◆ **Task instructions**
Your task is to copy every line of the records below that contains "muốn".

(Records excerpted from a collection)
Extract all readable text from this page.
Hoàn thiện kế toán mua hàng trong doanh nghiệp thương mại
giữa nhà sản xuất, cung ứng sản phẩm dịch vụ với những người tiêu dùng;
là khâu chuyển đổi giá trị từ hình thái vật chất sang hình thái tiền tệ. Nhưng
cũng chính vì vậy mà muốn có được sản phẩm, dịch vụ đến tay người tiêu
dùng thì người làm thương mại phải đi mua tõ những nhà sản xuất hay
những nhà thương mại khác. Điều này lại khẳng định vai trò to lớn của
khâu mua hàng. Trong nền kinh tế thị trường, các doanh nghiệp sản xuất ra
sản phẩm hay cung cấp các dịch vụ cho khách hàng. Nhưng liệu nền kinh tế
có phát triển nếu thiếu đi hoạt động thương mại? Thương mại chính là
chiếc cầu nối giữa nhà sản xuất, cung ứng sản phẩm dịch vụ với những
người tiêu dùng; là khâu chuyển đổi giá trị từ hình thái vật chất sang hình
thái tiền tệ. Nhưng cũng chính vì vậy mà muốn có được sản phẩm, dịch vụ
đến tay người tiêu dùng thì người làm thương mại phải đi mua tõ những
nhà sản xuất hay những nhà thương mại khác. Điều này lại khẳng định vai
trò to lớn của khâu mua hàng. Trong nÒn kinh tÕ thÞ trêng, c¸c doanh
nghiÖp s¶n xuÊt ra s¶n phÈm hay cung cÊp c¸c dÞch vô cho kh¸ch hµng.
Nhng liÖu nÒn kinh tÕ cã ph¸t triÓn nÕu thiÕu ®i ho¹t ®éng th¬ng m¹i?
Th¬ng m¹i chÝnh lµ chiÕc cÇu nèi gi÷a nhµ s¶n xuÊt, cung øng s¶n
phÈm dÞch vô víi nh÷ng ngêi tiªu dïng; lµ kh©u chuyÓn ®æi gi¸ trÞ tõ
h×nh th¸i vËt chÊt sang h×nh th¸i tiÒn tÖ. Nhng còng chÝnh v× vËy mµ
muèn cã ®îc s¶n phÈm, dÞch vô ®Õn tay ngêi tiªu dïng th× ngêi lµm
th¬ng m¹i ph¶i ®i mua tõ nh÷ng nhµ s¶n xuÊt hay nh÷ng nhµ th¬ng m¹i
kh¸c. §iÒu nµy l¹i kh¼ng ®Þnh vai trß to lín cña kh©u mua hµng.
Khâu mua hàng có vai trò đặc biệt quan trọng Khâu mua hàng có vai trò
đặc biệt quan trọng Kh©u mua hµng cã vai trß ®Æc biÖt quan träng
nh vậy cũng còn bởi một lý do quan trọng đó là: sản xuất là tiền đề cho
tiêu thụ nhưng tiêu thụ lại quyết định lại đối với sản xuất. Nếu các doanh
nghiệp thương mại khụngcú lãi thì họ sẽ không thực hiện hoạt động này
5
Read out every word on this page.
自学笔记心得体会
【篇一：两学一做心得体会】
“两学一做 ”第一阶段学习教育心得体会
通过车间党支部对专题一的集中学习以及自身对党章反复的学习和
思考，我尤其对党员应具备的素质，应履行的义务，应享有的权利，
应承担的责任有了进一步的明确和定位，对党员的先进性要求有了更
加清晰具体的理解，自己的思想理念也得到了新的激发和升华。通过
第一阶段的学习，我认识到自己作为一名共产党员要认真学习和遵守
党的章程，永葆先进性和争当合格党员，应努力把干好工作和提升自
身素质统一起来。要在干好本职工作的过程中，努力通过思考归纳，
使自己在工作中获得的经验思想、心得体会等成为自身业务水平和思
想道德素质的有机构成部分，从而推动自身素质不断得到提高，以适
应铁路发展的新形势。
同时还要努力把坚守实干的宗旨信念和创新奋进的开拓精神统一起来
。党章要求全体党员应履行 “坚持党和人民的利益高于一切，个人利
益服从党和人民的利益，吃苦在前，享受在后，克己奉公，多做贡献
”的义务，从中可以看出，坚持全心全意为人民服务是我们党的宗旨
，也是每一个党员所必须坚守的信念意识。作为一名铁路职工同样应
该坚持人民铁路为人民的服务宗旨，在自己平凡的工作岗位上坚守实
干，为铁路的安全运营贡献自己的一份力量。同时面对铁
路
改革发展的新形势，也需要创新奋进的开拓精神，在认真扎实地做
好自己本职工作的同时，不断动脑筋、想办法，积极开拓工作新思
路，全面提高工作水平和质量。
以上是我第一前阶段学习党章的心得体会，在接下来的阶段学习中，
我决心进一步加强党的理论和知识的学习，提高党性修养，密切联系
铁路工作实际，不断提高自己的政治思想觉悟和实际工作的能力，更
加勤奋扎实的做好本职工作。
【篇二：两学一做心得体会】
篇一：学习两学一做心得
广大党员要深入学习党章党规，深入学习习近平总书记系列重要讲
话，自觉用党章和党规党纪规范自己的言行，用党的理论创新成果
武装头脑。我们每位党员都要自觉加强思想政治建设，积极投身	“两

◆ **Answer to this task**
cũng chính vì vậy mà muốn có được sản phẩm, dịch vụ đến tay người tiêu
thái tiền tệ. Nhưng cũng chính vì vậy mà muốn có được sản phẩm, dịch vụ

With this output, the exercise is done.